Mientras se ennegrece el panorama global, los países latinoamericanos enfrentan la necesidad de reconsiderar sus relaciones con el Tío Sam, durante tanto tiempo puestas bajo el paraguas de la Doctrina Monroe.
Por Enrique Lacolla *
Los países latinoamericanos nos encontramos en el hemisferio occidental. Lo que no significa que debamos identificarnos con el país que lo dirige y que más bien atiende a explotarnos antes que a darnos el lugar que nos correspondería atendiendo a la formidable cantidad de nuestros recursos minerales, agrícolas, ganaderos, acuíferos y energéticos sobre los cuales el Imperio norteamericano pretende la exclusiva.
La configuración política fragmentada del subcontinente –consecuencia de un devenir histórico construido bajo el signo de la dependencia colonial o semicolonial- es un obstáculo que hay que superar si se quiere llegar a constituir un bloque que sea capaz de resistir a las presiones de Washington: hoy más que nunca adverso a que las piezas del tablero iberoamericano quieran aprovechar las opciones para el desarrollo que brinda un mundo donde se multiplican los polos de poder y, consecuentemente, nuestros socios potenciales.
El gran hermano del norte siempre ha tenido las antenas bien afinadas para detectar y contrarrestar este tipo de posibilidades. Sus reacciones en torno a este tema salpican todo el historial de nuestras malas relaciones. Hoy el desafío a la pretensión hegemónica de Washington se agiganta entre las potencias emergentes de oriente, el oriente medio y la misma Rusia, y por lo tanto se perfila cada vez con más fuerza la exigencia estadounidense de cerrar el acceso a lo que estima es una amenaza para sus intereses. A partir de ahora cada vez más el sistema imperialista norteamericano intentará reforzar su predominio sobre los vecinos del sur. Se volverá hacia ellos para asegurarse de que no se le escapen dando cabida a “injerencias indebidas”. Esto es, a posibilidades de acuerdo con socios que provengan de fuera del coto de caza plantado por la “doctrina Monroe”: “América para los americanos”. Es decir, para los norteamericanos.

» Ejercicio escrito
Por favor, reproduce del fragmento el pasaje que va de "Mientras se ennegrece" a "la Doctrina Monroe.", sin alterar nada. Las líneas que vienen a continuación son un material aparte del fragmento.

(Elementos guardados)
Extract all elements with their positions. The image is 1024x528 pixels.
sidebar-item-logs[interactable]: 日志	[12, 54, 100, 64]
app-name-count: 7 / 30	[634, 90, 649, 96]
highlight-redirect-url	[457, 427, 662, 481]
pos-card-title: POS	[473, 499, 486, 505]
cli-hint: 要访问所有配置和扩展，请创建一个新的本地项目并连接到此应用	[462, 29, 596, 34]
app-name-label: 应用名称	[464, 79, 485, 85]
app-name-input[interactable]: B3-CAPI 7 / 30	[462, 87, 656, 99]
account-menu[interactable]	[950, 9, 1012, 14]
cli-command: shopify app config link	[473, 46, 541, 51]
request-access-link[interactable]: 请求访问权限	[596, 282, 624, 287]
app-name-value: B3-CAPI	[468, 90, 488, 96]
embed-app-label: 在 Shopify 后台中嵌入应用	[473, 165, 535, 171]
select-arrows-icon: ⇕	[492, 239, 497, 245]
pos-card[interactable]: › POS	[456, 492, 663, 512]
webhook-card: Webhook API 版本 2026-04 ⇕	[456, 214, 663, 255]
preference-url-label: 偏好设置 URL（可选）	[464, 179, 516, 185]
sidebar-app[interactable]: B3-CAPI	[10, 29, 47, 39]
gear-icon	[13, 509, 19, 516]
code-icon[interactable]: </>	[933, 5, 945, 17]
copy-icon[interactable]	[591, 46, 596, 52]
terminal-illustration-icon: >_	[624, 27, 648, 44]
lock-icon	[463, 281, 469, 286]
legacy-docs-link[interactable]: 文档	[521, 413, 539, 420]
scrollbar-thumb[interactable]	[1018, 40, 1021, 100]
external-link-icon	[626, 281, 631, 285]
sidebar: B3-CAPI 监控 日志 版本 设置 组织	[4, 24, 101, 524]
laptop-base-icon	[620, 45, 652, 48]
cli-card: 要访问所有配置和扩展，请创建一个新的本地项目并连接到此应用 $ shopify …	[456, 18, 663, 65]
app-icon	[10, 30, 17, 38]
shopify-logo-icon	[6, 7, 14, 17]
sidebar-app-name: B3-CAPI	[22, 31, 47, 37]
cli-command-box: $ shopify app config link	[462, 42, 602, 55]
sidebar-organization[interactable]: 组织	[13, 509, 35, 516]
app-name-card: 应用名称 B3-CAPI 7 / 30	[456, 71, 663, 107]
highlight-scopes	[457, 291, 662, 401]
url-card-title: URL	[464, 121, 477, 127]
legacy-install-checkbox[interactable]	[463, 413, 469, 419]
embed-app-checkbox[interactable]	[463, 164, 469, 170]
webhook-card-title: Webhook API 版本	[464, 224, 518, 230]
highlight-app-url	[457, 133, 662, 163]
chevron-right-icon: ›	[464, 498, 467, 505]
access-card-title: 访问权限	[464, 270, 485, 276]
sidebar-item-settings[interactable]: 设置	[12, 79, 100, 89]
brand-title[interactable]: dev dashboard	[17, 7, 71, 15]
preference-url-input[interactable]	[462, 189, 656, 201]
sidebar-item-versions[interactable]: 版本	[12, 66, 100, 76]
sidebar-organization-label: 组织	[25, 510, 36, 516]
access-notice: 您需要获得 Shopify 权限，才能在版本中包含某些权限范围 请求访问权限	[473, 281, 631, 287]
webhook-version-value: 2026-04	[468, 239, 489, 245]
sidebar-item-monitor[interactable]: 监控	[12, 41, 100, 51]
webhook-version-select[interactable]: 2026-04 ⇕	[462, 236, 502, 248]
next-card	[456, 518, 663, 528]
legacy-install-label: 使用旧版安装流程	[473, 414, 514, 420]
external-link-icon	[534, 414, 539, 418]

» Solución escrita
Mientras se ennegrece el panorama global, los países latinoamericanos enfrentan la necesidad de reconsiderar sus relaciones con el Tío Sam, durante tanto tiempo puestas bajo el paraguas de la Doctrina Monroe.